Task description - In the post about post-recession unemployment, how many jobs does Bernanke say were lost between the peak and the end of last year?

— START Document text —

Post Recession Unemployment Worst Since World War II, Fed Chair Bernanke Says it will take 5 Years before We are Back to Normal Unemployment Rate

Posted in: Barack Obama,Economy,Federal Deficits,Jobs,Obamanation,Obamanomics,Unemployment

More Obama economic ”Hope & Change” … So America, what do you want first, the bad news or the real bad news first? Welcome toHooverville, Obamaville.

The US unemployment rate is at 9.8%, this is the worst post recession unemployment since WWII. How could the Obama Administrastion so dropped the ball of the US economy and jobs? Obama’s $787 billion stimulus has been a failure and the Obama, Pelosi, Reid agenda has hardly been one of focusing on jobs. Imagine if Democrats had spent the time and energy on jobs as they did Obamacare? During last years State of the Union, Obama said that he would make jobs his number one priority. Really?

As US unemployment jumped to 9.8 per cent, it is a chart to chill the bones of any job hunter.
Comparing previous recoveries from all 10 American recessions since 1948 to the current financial crisis, the figures show almost no improvement in employment figures in the past year.
Some commentators have described the comparison as ‘the scariest jobs chart ever’, pointing to the fact that only the 2001 recession took longer to bring employment back to pre-crisis levels.

Last night during a ’60 Minutes’  (VIDEO)interview, Federal Reserve Chairman Ben  Bernanke made some chilling and sobering comments regarding jobs and unemployment in America. Bernanke said that the rate we are going it could take “4 or 5 years before we are back to a more normal unemployment rate.” NO SIR, with Obama’s ridiculous economic plan, it would take 20 years to revover.

On the heels of a disappointing jobs report, the country’s top economist told 60 Minutes the outlook isn’t much brighter.

“At the rate we’re going, it could be four, five years before we are back to a more normal unemployment rate,” Federal Reserve Chairman Ben Bernanke told 60 Minutes in an interview that aired Sunday night.

More from 60 Minutes (transcript):

Chairman Ben Bernanke: The unemployment rate is just not going down. Unemployment is just about the same as it was in mid-2009, when the economy started growing. So, that’s a major concern. And it looks that at current rates, that it may take some years before the unemployment rate is back down to more normal levels.

Scott Pelley: We lost about eight million jobs from the peak. And I wonder how many years you think it will be before we get all those jobs back?

Bernanke: Well, you’re absolutely right. Between the peak and the end of last year, we lost eight and a half million jobs. We’ve only gotten about a million of them back so far. And that doesn’t even account the new people coming into the labor force. At the rate we’re going, it could be four, five years before we are back to a more normal unemployment rate. Somewhere in the vicinity of say five or six percent.

Four or five years. And Bernanke told “60 Minutes” something else that makes that even more painful.

Oh, this is reassuring. The reason why there will not be a double dip recession is because “cyclical parts of the economy, like housing, for example, are already very weak. And they can’t get much weaker”. Good grief, that’s the reason. Try taking away the home owners tax exemption and we will see just how much weaker the economy gets.

Pelley: How would you rate the likelihood of dipping into recession again?

Bernanke: It doesn’t seem likely that we’ll have a double dip recession. And that’s because, among other things, some of the most cyclical parts of the economy, like housing, for example, are already very weak. And they can’t get much weaker. And so another decline is relatively unlikely. Now, that being said, I think a very high unemployment rate for a protracted period of time, which makes consumers, households less confident, more worried about the future, I think that’s the primary source of risk that we might have another slowdown in the economy.

— END Document text —
— START Data extract —

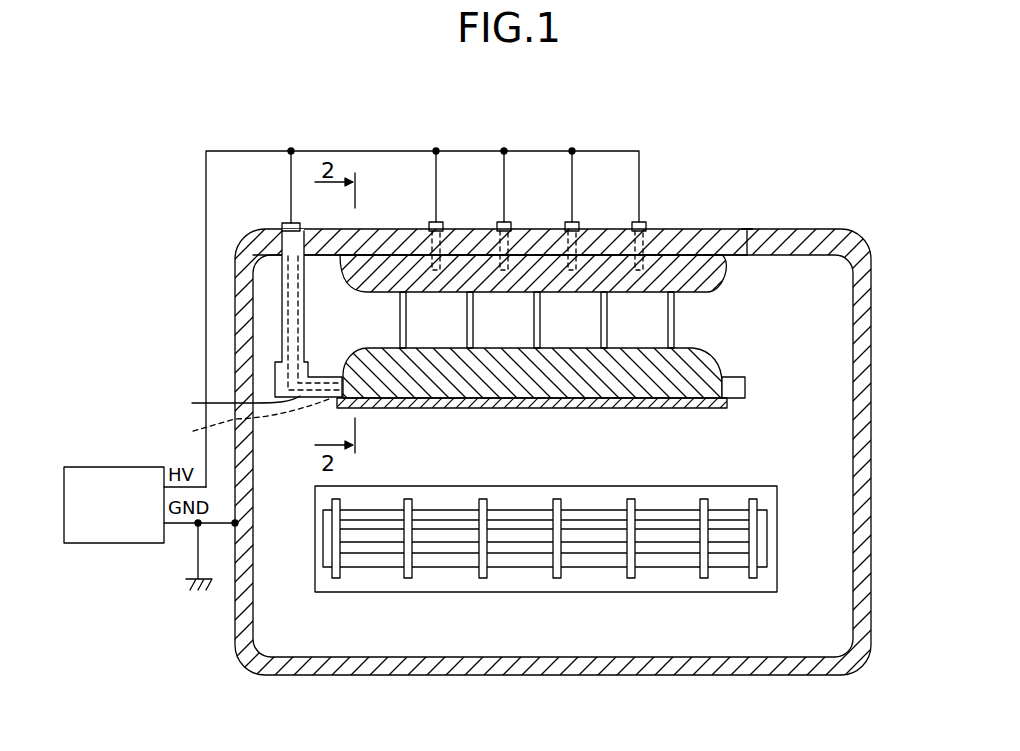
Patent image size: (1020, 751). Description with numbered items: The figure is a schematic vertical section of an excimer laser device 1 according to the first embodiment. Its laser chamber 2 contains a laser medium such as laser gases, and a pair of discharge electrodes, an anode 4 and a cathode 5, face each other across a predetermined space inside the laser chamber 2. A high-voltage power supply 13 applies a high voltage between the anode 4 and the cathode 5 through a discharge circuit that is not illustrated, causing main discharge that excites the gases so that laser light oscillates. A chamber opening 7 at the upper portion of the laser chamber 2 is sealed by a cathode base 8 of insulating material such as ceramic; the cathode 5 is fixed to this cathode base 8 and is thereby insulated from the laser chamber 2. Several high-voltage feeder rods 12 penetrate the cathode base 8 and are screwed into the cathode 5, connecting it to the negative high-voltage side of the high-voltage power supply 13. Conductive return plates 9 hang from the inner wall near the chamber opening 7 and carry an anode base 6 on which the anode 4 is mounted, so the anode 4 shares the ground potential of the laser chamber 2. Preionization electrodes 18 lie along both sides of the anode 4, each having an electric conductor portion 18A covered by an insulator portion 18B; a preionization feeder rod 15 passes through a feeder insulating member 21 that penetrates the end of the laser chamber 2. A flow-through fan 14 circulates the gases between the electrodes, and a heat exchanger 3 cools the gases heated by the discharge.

— END Data extract —

Answer - Eight and a half million jobs.